→ Set task:
Please collect every line in the listing below that contains the string "bounding", and copy each such line in full.

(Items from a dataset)
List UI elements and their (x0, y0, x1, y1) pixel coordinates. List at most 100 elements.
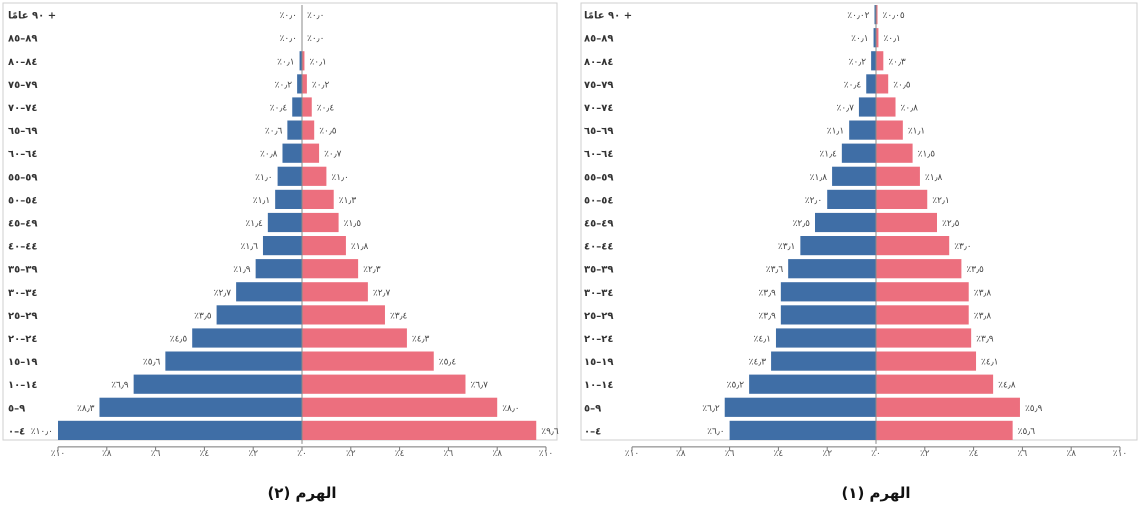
pyramid-1-female-value-label: ٪٠٫٠٥ (883, 11, 905, 21)
pyramid-1-age-label: ٨٩–٨٥ (584, 34, 613, 45)
pyramid-1-x-tick-label: ٪٠ (871, 449, 881, 459)
pyramid-1-male-bar (874, 5, 876, 25)
pyramid-1-age-label: ٥٤–٥٠ (584, 195, 613, 206)
pyramid-1-female-bar (876, 212, 937, 233)
pyramid-2-male-value-label: ٪٠٫٦ (265, 127, 283, 137)
pyramid-2-female-bar (302, 420, 537, 440)
pyramid-1-female-value-label: ٪١٫١ (908, 127, 925, 137)
pyramid-1-female-bar (876, 51, 884, 71)
pyramid-1-x-tick-label: ٪١٠ (1113, 449, 1128, 459)
pyramid-1-female-value-label: ٪٣٫٨ (974, 288, 992, 298)
pyramid-2-female-value-label: ٪٢٫٣ (363, 265, 381, 275)
pyramid-2-female-bar (302, 51, 305, 71)
pyramid-1-male-value-label: ٪٦٫٠ (707, 427, 724, 437)
pyramid-2-age-label: ٣٤–٣٠ (8, 288, 37, 299)
pyramid-2-female-bar (302, 282, 368, 302)
pyramid-2-female-value-label: ٪٠٫٠ (307, 34, 324, 44)
pyramid-2-male-bar (216, 305, 302, 325)
pyramid-1-age-label: ٥٩–٥٥ (584, 172, 613, 183)
pyramid-1-x-tick-label: ٪٦ (1018, 449, 1028, 459)
pyramid-2-age-label: ٢٩–٢٥ (8, 311, 37, 322)
pyramid-1-age-label: ٨٤–٨٠ (584, 57, 613, 68)
pyramid-1-female-value-label: ٪٠٫٣ (888, 57, 906, 67)
pyramid-2-chart: ٩٠ عامًا + ٪٠٫٠ ٪٠٫٠ ٨٩–٨٥ ٪٠٫٠ ٪٠٫٠ ٨٤–٨٠ ٪٠٫١… (8, 5, 559, 502)
pyramid-2-male-value-label: ٪٠٫٢ (275, 80, 293, 90)
pyramid-2-age-label: ٣٩–٣٥ (8, 265, 37, 276)
pyramid-1-age-label: ٩٠ عامًا + (584, 11, 632, 22)
pyramid-2-male-bar (292, 97, 302, 117)
pyramid-1-female-bar (876, 189, 928, 209)
pyramid-1-male-value-label: ٪٠٫٠٢ (847, 11, 869, 21)
pyramid-2-male-value-label: ٪٨٫٣ (77, 404, 95, 414)
pyramid-2-age-label: ٥٤–٥٠ (8, 195, 37, 206)
pyramid-1-male-bar (775, 328, 876, 348)
pyramid-1-male-bar (749, 374, 876, 394)
pyramid-2-female-value-label: ٪٠٫٤ (317, 104, 335, 114)
pyramid-1-male-value-label: ٪٢٫٥ (793, 219, 811, 229)
pyramid-1-age-label: ٤٩–٤٥ (584, 219, 613, 230)
pyramid-1-female-bar (876, 74, 889, 94)
pyramid-1-male-value-label: ٪١٫٨ (810, 173, 828, 183)
pyramid-2-male-value-label: ٪٤٫٥ (170, 335, 188, 345)
pyramid-1-female-value-label: ٪٣٫٠ (954, 242, 971, 252)
pyramid-2-female-bar (302, 374, 466, 394)
pyramid-2-x-tick-label: ٪٤ (395, 449, 405, 459)
pyramid-1-male-bar (780, 282, 876, 302)
pyramid-1-title: الهرم (١) (841, 484, 910, 502)
pyramid-1-x-tick-label: ٪٨ (676, 449, 686, 459)
pyramid-1-age-label: ٦٩–٦٥ (584, 126, 613, 137)
pyramid-1-male-bar (780, 305, 876, 325)
pyramid-1-male-bar (800, 236, 876, 256)
pyramid-2-male-value-label: ٪٦٫٩ (111, 381, 129, 391)
pyramid-1-female-bar (876, 351, 977, 371)
pyramid-1-female-bar (876, 97, 896, 117)
pyramid-1-female-value-label: ٪٥٫٩ (1025, 404, 1043, 414)
pyramid-2-male-bar (267, 212, 302, 233)
pyramid-1-age-label: ٦٤–٦٠ (584, 149, 613, 160)
pyramid-2-female-bar (302, 397, 498, 417)
pyramid-1-x-tick-label: ٪٤ (969, 449, 979, 459)
pyramid-2-male-value-label: ٪٣٫٥ (194, 311, 212, 321)
pyramid-2-age-label: ٩–٥ (8, 403, 25, 414)
pyramid-2-female-bar (302, 351, 434, 371)
pyramid-2-female-value-label: ٪٩٫٦ (541, 427, 559, 437)
pyramid-2-male-value-label: ٪٠٫٠ (280, 34, 297, 44)
pyramid-1-age-label: ٣٩–٣٥ (584, 265, 613, 276)
pyramid-2-female-value-label: ٪٥٫٤ (439, 358, 457, 368)
pyramid-2-x-tick-label: ٪١٠ (51, 449, 66, 459)
pyramid-2-age-label: ٤٩–٤٥ (8, 219, 37, 230)
pyramid-2-female-value-label: ٪٢٫٧ (373, 288, 391, 298)
pyramid-1-female-bar (876, 420, 1013, 440)
pyramid-2-x-tick-label: ٪٦ (444, 449, 454, 459)
pyramid-2-male-bar (192, 328, 302, 348)
pyramid-2-x-tick-label: ٪٢ (346, 449, 356, 459)
pyramid-1-female-value-label: ٪١٫٥ (918, 150, 936, 160)
pyramid-1-male-value-label: ٪٤٫٣ (749, 358, 767, 368)
pyramid-1-age-label: ٤–٠ (584, 426, 601, 437)
pyramid-2-age-label: ٤٤–٤٠ (8, 242, 37, 253)
pyramid-2-female-value-label: ٪٠٫٥ (319, 127, 337, 137)
pyramid-2-age-label: ٩٠ عامًا + (8, 11, 56, 22)
pyramid-1-male-value-label: ٪٣٫٩ (758, 311, 776, 321)
pyramid-1-chart: ٩٠ عامًا + ٪٠٫٠٢ ٪٠٫٠٥ ٨٩–٨٥ ٪٠٫١ ٪٠٫١ ٨٤–٨٠ ٪٠… (584, 5, 1127, 502)
pyramid-2-male-value-label: ٪٠٫٠ (280, 11, 297, 21)
pyramid-2-male-bar (236, 282, 302, 302)
pyramid-2-title: الهرم (٢) (267, 484, 336, 502)
pyramid-2-male-value-label: ٪٠٫٤ (270, 104, 288, 114)
pyramid-2-x-tick-label: ٪٠ (297, 449, 307, 459)
pyramid-2-male-value-label: ٪١٫١ (253, 196, 270, 206)
pyramid-1-female-value-label: ٪١٫٨ (925, 173, 943, 183)
pyramid-2-female-value-label: ٪٠٫٧ (324, 150, 342, 160)
pyramid-1-age-label: ٩–٥ (584, 403, 601, 414)
pyramid-1-female-bar (876, 374, 994, 394)
pyramid-1-male-value-label: ٪٣٫٦ (766, 265, 784, 275)
pyramid-2-female-bar (302, 189, 334, 209)
pyramid-1-male-bar (849, 120, 876, 140)
pyramid-2-female-value-label: ٪٠٫٢ (312, 80, 330, 90)
pyramid-2-male-bar (275, 189, 302, 209)
pyramid-2-age-label: ٦٩–٦٥ (8, 126, 37, 137)
pyramid-1-female-value-label: ٪٠٫٨ (901, 104, 919, 114)
pyramid-2-female-value-label: ٪٦٫٧ (470, 381, 488, 391)
pyramid-1-x-tick-label: ٪٦ (725, 449, 735, 459)
pyramid-2-female-bar (302, 212, 339, 233)
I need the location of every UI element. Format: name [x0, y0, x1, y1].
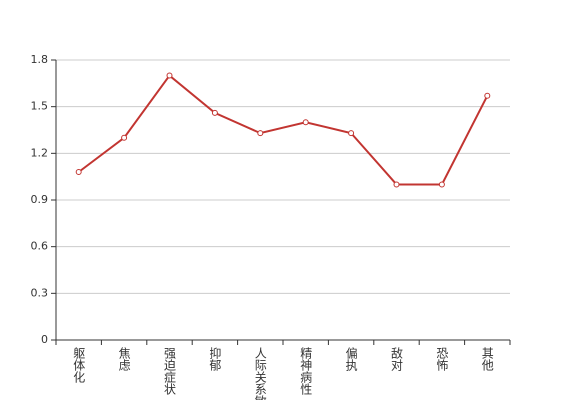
x-tick-label: 人际关系敏感	[253, 347, 267, 400]
point	[211, 109, 218, 116]
y-tick-label: 1.5	[31, 100, 49, 113]
point	[484, 92, 491, 99]
point	[121, 134, 128, 141]
x-tick-label: 焦虑	[117, 347, 131, 371]
y-tick-label: 0.6	[31, 240, 49, 253]
x-tick-label: 精神病性	[299, 347, 313, 396]
x-tick-label: 其他	[480, 347, 494, 371]
x-tick-label: 恐怖	[435, 347, 449, 371]
point	[302, 119, 309, 126]
point	[393, 181, 400, 188]
point	[166, 72, 173, 79]
x-tick-label: 强迫症状	[163, 347, 177, 395]
point	[348, 130, 355, 137]
x-tick-label: 敌对	[390, 346, 404, 371]
point	[257, 130, 264, 137]
x-tick-label: 偏执	[344, 346, 358, 372]
x-tick-label: 躯体化	[72, 346, 86, 384]
y-tick-label: 1.8	[31, 53, 49, 66]
line	[78, 74, 489, 186]
x-tick-label: 抑郁	[208, 346, 222, 372]
point	[75, 169, 82, 175]
point	[438, 181, 445, 188]
y-tick-label: 0.9	[31, 193, 49, 206]
y-tick-label: 0.3	[31, 286, 49, 299]
y-tick-label: 1.2	[31, 146, 49, 159]
y-tick-label: 0	[41, 333, 48, 346]
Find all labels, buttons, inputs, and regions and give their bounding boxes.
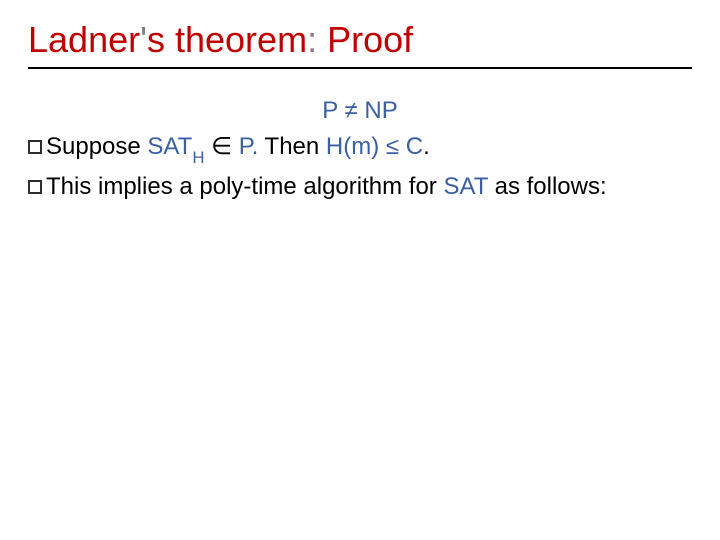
title-word-3: Proof (327, 19, 413, 60)
checkbox-icon (28, 180, 42, 194)
checkbox-icon (28, 140, 42, 154)
assumption-line: P ≠ NP (28, 97, 692, 125)
bullet-1-dot: . (423, 133, 430, 160)
bullet-2: This implies a poly-time algorithm for S… (28, 171, 692, 203)
bullet-1-Hm: H(m) ≤ C (326, 133, 423, 160)
bullet-1-in: ∈ (204, 133, 238, 160)
bullet-1: Suppose SATH ∈ P. Then H(m) ≤ C. (28, 131, 692, 166)
title-word-2: s theorem (147, 19, 307, 60)
bullet-2-a: This implies a poly-time algorithm for (46, 173, 443, 200)
title-apostrophe: ' (140, 19, 147, 60)
bullet-1-sat: SAT (147, 133, 192, 160)
page-title: Ladner's theorem: Proof (28, 18, 692, 69)
bullet-1-P: P. (239, 133, 265, 160)
title-colon: : (307, 19, 327, 60)
bullet-1-sub: H (192, 148, 204, 167)
bullet-1-pre: Suppose (46, 133, 147, 160)
slide: Ladner's theorem: Proof P ≠ NP Suppose S… (0, 0, 720, 540)
bullet-2-sat: SAT (443, 173, 487, 200)
title-word-1: Ladner (28, 19, 140, 60)
bullet-list: Suppose SATH ∈ P. Then H(m) ≤ C. This im… (28, 131, 692, 203)
bullet-1-then: Then (265, 133, 326, 160)
bullet-2-c: as follows: (488, 173, 607, 200)
assumption-text: P ≠ NP (322, 97, 397, 124)
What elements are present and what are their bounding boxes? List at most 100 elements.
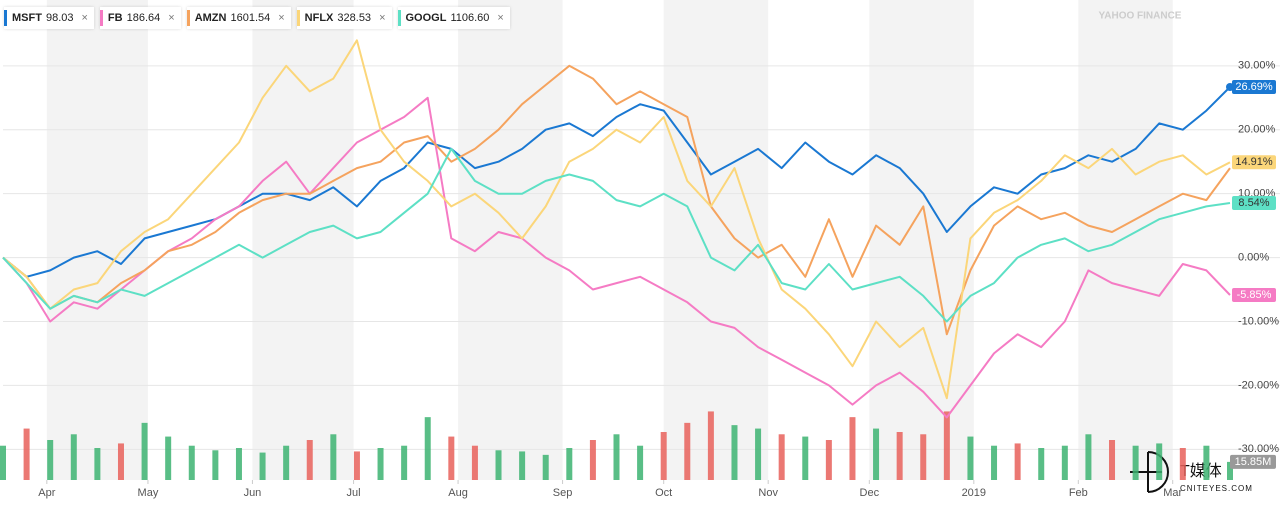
x-tick-label: Jun <box>244 487 262 499</box>
remove-button[interactable]: × <box>168 12 175 24</box>
volume-bar <box>1156 443 1163 480</box>
volume-bar <box>1179 448 1186 480</box>
volume-bar <box>589 440 596 480</box>
legend: MSFT 98.03 × FB 186.64 × AMZN 1601.54 × NFLX 328.5… <box>4 7 510 29</box>
volume-bar <box>1014 443 1021 480</box>
volume-bar <box>353 451 360 480</box>
volume-bar <box>141 422 148 480</box>
month-band <box>458 0 563 480</box>
x-tick-label: Sep <box>553 487 573 499</box>
y-tick-label: -20.00% <box>1238 379 1279 391</box>
volume-bar <box>849 417 856 480</box>
end-label-bg <box>1232 287 1276 302</box>
x-tick-label: Oct <box>655 487 672 499</box>
volume-bar <box>283 445 290 480</box>
volume-bar <box>802 436 809 480</box>
series-line <box>2 96 1231 419</box>
volume-bar <box>967 436 974 480</box>
legend-price: 328.53 <box>337 12 372 24</box>
legend-name: AMZN <box>194 12 227 24</box>
volume-bar <box>660 432 667 480</box>
month-band <box>869 0 974 480</box>
volume-bar <box>896 432 903 480</box>
volume-bar <box>424 417 431 480</box>
remove-button[interactable]: × <box>81 12 88 24</box>
remove-button[interactable]: × <box>497 12 504 24</box>
legend-name: GOOGL <box>405 12 447 24</box>
legend-swatch <box>296 10 300 26</box>
volume-bar <box>542 454 549 480</box>
volume-bar <box>731 425 738 480</box>
legend-entry[interactable]: MSFT 98.03 × <box>4 7 94 29</box>
volume-bar <box>306 440 313 480</box>
legend-entry[interactable]: NFLX 328.53 × <box>296 7 392 29</box>
volume-bar <box>117 443 124 480</box>
volume-bar <box>613 434 620 480</box>
volume-bar <box>330 434 337 480</box>
volume-label-bg <box>1230 454 1276 469</box>
volume-bar <box>1085 434 1092 480</box>
volume-bar <box>637 445 644 480</box>
month-band <box>1078 0 1173 480</box>
volume-bar <box>707 411 714 480</box>
legend-entry[interactable]: AMZN 1601.54 × <box>186 7 291 29</box>
legend-price: 186.64 <box>126 12 161 24</box>
volume-bar <box>1061 445 1068 480</box>
volume-bar <box>778 434 785 480</box>
end-label: 8.54% <box>1238 197 1269 209</box>
volume-bar <box>471 445 478 480</box>
watermark: YAHOO FINANCE <box>1099 11 1182 22</box>
x-tick-label: Feb <box>1069 487 1088 499</box>
month-band <box>663 0 769 480</box>
series-line <box>2 39 1231 400</box>
y-tick-label: 30.00% <box>1238 60 1276 72</box>
series-line <box>2 64 1231 336</box>
series-line <box>2 147 1231 323</box>
x-tick-label: Dec <box>860 487 880 499</box>
volume-bar <box>0 445 6 480</box>
volume-bar <box>377 448 384 480</box>
legend-price: 1106.60 <box>450 12 490 24</box>
legend-name: MSFT <box>12 12 42 24</box>
legend-entry[interactable]: GOOGL 1106.60 × <box>397 7 510 29</box>
end-label: 26.69% <box>1235 81 1273 93</box>
end-label-bg <box>1232 79 1276 94</box>
logo: T媒体 CNITEYES.COM <box>1130 451 1252 493</box>
volume-bar <box>47 440 54 480</box>
volume-bar <box>825 440 832 480</box>
volume-bar <box>94 448 101 480</box>
legend-price: 98.03 <box>45 12 74 24</box>
volume-bar <box>70 434 77 480</box>
end-label-bg <box>1232 195 1276 210</box>
volume-bar <box>991 445 998 480</box>
remove-button[interactable]: × <box>379 12 386 24</box>
month-band <box>46 0 148 480</box>
y-tick-label: 0.00% <box>1238 251 1269 263</box>
volume-bar <box>401 445 408 480</box>
legend-name: FB <box>107 12 123 24</box>
x-tick-label: 2019 <box>962 487 986 499</box>
y-tick-label: -30.00% <box>1238 443 1279 455</box>
remove-button[interactable]: × <box>278 12 285 24</box>
volume-bar <box>566 448 573 480</box>
volume-label: 15.85M <box>1235 456 1272 468</box>
volume-bar <box>23 428 30 480</box>
volume-bar <box>235 448 242 480</box>
end-label: 14.91% <box>1235 156 1273 168</box>
volume-bar <box>448 436 455 480</box>
volume-bar <box>684 422 691 480</box>
legend-entry[interactable]: FB 186.64 × <box>99 7 181 29</box>
legend-swatch <box>4 10 7 26</box>
volume-bar <box>212 450 219 480</box>
volume-bar <box>920 434 927 480</box>
logo-mark: T媒体 <box>1180 462 1222 480</box>
end-label-bg <box>1232 155 1276 170</box>
legend-swatch <box>186 10 190 26</box>
volume-bar <box>188 445 195 480</box>
legend-swatch <box>397 10 401 26</box>
x-tick-label: Aug <box>448 487 468 499</box>
x-tick-label: Apr <box>38 487 55 499</box>
x-tick-label: Mar <box>1163 487 1182 499</box>
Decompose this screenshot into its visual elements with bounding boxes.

→ Result for this exercise:
Find all labels, buttons, inputs, and regions and give their bounding boxes.
What elements are present and what are their bounding boxes? List at most 100 elements.
Decompose this screenshot into its visual elements with bounding boxes.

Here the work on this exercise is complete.